*Your instructions*
Wherever a line holds the word "image", copy that line out.
--------------------
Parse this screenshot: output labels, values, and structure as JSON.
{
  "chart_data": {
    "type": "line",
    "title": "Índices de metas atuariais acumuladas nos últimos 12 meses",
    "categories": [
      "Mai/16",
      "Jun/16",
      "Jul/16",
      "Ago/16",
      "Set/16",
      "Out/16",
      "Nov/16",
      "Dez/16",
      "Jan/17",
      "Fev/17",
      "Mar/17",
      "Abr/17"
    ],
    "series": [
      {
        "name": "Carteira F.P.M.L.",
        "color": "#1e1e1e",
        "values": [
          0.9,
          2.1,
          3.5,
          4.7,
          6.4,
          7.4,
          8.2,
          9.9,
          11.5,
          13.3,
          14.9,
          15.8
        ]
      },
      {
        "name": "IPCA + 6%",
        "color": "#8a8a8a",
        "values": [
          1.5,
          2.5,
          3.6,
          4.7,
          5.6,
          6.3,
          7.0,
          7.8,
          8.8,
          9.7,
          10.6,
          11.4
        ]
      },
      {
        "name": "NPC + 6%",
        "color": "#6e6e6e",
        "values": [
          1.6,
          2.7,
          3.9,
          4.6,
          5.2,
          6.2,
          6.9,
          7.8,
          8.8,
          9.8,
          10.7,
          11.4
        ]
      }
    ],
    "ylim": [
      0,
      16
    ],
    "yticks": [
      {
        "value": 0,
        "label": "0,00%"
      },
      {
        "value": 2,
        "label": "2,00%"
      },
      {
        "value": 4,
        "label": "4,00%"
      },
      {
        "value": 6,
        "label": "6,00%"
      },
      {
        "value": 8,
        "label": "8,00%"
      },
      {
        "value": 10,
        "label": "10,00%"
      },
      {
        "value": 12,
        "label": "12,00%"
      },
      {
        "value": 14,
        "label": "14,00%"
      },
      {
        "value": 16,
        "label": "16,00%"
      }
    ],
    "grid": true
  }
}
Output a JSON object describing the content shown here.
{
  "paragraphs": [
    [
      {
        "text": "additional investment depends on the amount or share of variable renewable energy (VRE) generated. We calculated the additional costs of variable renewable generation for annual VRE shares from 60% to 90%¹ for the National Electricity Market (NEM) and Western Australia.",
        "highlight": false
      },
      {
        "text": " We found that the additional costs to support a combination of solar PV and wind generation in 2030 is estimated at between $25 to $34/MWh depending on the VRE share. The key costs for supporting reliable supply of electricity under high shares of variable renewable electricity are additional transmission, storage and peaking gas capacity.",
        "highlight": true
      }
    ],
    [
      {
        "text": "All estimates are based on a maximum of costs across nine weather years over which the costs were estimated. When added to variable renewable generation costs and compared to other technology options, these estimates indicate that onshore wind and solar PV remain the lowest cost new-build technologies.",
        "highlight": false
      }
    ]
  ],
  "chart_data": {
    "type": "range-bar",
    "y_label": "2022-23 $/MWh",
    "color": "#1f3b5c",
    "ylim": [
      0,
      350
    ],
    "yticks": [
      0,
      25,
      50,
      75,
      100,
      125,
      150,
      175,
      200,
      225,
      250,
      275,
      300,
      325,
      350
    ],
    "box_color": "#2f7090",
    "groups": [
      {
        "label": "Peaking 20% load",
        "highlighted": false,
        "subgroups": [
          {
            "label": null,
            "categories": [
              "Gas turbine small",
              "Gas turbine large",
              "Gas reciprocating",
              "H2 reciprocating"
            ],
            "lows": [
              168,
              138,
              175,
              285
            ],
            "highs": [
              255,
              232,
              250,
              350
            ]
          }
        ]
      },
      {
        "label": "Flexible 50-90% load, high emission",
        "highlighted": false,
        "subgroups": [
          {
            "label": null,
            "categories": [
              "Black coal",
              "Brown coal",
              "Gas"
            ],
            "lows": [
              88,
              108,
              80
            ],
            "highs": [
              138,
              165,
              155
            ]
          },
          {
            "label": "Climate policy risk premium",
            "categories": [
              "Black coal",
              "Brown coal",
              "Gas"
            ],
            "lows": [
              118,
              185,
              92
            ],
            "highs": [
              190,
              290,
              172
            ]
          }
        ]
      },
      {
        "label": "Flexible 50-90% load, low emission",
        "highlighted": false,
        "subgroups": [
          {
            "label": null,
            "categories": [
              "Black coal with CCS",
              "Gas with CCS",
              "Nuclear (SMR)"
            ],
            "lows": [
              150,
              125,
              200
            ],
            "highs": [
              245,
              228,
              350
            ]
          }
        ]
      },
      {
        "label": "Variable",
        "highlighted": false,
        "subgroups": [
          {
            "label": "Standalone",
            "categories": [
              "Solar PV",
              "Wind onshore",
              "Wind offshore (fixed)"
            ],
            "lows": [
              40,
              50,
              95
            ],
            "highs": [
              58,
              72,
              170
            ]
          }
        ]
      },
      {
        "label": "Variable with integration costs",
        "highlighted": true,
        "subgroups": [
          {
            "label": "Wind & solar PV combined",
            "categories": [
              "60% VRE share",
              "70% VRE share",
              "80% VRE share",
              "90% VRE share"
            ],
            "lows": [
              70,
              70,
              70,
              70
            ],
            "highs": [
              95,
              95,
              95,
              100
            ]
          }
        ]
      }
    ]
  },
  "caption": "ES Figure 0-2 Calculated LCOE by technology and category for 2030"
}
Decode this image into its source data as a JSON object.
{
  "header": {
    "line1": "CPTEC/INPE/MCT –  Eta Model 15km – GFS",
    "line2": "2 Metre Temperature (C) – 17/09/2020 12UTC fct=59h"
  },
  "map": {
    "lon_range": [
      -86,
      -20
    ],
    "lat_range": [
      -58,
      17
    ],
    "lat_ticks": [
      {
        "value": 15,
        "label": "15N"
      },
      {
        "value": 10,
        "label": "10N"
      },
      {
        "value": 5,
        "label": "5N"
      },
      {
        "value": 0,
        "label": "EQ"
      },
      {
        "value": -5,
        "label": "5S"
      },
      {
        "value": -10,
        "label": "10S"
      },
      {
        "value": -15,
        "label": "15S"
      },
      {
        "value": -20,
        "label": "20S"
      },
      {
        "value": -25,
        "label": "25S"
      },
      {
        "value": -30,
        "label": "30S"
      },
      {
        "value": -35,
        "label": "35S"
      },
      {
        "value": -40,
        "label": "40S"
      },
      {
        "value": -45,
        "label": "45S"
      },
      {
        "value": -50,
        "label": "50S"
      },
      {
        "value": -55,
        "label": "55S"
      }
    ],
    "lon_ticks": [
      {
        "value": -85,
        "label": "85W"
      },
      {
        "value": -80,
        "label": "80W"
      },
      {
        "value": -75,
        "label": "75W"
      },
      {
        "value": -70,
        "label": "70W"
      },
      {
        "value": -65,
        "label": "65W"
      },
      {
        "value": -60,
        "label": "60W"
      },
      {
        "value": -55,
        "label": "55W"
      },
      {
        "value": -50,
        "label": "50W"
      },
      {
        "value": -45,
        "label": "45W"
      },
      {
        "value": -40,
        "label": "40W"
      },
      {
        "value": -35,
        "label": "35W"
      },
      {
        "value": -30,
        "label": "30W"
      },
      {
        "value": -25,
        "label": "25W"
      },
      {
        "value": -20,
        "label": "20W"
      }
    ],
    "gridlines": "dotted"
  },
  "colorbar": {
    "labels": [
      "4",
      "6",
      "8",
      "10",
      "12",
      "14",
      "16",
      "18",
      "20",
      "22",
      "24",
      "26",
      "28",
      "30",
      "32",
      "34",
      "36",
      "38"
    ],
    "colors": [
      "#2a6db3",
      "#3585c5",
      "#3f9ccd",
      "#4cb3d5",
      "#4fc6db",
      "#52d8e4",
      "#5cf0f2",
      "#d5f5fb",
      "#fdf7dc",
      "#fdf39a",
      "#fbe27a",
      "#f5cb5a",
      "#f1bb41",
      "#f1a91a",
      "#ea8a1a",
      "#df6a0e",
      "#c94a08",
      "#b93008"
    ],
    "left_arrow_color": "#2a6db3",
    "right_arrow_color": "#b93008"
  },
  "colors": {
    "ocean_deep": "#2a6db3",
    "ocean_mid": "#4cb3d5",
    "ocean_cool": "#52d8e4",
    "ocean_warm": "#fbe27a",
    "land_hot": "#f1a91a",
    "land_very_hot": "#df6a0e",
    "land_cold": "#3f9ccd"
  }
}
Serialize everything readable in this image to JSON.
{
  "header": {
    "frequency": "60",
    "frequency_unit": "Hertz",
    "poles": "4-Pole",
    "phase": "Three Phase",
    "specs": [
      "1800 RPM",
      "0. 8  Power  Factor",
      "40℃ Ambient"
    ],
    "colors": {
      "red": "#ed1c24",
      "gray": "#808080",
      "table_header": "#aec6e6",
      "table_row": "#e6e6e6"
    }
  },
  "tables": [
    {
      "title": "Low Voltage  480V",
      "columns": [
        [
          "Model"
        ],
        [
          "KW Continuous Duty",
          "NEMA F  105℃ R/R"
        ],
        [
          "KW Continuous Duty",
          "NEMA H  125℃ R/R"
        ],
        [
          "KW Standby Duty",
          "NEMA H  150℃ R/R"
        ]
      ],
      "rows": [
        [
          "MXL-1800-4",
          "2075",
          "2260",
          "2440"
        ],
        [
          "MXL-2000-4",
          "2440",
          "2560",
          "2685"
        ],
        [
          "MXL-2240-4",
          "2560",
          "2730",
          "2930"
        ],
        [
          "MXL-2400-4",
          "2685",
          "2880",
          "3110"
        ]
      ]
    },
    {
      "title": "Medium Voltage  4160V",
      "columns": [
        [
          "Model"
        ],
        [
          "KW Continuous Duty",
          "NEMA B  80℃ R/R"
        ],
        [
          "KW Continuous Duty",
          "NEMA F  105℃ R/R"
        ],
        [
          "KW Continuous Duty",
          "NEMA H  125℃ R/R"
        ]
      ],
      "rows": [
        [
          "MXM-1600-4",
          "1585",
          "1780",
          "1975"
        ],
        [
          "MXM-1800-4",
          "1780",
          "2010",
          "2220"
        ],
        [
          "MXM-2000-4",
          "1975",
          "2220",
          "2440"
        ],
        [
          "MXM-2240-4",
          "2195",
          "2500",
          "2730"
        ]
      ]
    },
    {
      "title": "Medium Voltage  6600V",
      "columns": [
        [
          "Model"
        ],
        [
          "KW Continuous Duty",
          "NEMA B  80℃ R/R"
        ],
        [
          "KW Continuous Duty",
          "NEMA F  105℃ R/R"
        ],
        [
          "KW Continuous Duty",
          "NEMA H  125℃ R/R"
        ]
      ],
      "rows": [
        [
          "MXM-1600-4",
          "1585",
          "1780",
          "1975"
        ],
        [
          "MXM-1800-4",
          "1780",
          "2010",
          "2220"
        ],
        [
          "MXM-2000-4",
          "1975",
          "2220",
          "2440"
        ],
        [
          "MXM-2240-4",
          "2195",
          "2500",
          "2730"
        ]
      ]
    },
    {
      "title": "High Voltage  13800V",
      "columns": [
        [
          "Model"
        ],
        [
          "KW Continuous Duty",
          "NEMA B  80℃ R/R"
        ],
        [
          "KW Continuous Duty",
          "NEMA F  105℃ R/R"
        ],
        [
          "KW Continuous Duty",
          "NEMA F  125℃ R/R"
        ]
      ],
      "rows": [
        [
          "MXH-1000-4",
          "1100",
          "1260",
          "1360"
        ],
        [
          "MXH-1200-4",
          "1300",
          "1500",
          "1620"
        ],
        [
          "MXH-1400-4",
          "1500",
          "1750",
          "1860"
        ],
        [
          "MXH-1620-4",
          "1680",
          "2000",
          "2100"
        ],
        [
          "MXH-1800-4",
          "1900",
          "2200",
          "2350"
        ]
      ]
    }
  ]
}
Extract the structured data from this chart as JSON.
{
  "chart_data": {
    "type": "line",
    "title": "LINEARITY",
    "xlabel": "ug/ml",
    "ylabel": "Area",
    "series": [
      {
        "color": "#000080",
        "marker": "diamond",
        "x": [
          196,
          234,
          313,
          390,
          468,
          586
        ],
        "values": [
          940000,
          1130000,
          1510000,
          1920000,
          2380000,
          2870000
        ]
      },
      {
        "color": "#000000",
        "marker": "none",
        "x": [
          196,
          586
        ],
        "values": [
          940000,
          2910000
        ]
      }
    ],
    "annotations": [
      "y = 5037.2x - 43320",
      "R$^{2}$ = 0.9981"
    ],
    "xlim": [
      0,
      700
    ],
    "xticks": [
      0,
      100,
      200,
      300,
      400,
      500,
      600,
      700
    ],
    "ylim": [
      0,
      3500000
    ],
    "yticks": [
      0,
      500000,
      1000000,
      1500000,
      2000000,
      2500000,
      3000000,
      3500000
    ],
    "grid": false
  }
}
--------------------
*Answer for this exercise*
Decode this image into its source data as a JSON object.
Serialize everything readable in this image to JSON.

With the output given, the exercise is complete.